>> start Exercise material
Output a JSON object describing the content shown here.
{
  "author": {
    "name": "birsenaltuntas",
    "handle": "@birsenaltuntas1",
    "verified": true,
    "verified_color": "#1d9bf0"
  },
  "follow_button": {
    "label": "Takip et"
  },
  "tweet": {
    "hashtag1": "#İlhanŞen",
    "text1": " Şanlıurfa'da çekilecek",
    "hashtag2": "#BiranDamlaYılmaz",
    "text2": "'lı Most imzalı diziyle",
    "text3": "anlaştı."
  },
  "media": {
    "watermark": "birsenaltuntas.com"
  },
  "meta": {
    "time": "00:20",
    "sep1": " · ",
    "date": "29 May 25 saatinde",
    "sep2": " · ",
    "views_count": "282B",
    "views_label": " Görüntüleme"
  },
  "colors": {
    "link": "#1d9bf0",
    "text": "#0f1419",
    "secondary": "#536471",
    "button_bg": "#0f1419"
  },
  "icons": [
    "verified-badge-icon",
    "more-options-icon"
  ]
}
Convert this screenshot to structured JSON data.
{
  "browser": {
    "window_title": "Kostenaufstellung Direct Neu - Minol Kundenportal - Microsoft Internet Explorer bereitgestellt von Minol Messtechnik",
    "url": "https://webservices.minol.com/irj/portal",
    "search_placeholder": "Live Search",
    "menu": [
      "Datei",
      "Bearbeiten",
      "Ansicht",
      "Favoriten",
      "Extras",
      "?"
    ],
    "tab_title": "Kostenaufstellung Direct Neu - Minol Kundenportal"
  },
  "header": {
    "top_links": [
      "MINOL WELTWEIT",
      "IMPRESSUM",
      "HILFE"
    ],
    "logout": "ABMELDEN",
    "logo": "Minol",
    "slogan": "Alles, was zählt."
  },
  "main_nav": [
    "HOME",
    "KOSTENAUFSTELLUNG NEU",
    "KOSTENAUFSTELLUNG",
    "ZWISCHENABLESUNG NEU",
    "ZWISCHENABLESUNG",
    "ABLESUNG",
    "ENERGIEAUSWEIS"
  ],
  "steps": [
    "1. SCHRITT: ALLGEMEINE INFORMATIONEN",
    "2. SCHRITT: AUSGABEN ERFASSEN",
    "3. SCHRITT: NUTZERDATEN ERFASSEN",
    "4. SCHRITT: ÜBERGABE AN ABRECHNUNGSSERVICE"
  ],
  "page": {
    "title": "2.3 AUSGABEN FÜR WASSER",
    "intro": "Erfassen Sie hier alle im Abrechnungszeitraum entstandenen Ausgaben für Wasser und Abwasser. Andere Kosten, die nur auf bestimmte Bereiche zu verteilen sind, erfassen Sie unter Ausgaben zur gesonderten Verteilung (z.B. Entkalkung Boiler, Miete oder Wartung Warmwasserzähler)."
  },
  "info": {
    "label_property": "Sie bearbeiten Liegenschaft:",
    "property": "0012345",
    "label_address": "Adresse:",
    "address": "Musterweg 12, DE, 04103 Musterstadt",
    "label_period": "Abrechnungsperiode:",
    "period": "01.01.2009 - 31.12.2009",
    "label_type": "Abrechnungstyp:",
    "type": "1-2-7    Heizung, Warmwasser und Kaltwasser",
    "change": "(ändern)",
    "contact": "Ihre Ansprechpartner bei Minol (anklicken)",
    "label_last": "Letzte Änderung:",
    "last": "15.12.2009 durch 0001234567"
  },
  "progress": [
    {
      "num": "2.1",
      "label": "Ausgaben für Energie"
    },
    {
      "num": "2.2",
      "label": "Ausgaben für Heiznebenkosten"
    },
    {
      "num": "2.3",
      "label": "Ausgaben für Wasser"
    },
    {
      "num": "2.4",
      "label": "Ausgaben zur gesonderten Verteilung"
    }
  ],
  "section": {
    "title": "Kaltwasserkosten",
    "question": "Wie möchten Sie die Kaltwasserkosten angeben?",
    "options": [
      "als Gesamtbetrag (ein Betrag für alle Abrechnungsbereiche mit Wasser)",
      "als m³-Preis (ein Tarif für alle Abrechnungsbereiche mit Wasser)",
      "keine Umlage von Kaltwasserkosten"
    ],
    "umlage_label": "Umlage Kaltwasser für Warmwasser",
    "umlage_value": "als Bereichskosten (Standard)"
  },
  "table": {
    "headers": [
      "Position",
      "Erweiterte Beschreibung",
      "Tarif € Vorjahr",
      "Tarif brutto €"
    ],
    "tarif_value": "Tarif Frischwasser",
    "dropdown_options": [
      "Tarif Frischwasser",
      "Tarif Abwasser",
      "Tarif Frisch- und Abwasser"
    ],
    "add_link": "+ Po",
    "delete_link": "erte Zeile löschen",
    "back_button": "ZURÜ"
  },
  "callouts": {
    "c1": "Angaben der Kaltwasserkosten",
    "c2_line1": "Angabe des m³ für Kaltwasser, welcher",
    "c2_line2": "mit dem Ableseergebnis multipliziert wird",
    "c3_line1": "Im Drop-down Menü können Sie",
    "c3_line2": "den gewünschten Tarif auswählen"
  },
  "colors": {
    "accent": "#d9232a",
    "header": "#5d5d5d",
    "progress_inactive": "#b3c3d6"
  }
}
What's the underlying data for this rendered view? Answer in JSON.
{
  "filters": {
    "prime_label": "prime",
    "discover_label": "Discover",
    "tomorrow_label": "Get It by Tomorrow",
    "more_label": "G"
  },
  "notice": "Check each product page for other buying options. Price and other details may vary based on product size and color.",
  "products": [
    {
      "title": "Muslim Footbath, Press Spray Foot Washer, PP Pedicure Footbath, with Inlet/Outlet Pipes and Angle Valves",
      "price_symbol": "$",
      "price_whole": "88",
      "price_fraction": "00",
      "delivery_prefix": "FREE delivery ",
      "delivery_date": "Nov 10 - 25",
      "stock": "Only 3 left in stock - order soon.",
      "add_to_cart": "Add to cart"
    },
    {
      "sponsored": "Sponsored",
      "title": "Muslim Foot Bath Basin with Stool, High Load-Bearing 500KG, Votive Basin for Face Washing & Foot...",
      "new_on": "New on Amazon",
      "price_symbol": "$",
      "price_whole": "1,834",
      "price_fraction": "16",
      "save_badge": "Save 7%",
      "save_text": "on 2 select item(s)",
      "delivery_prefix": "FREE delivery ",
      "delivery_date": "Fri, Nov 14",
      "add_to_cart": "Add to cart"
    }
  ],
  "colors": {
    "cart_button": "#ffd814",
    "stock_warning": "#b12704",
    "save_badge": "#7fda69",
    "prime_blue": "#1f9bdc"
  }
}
>> end Exercise material
Find all lines with "Frischwasser" in them and copy each one.

    "tarif_value": "Tarif Frischwasser",
      "Tarif Frischwasser",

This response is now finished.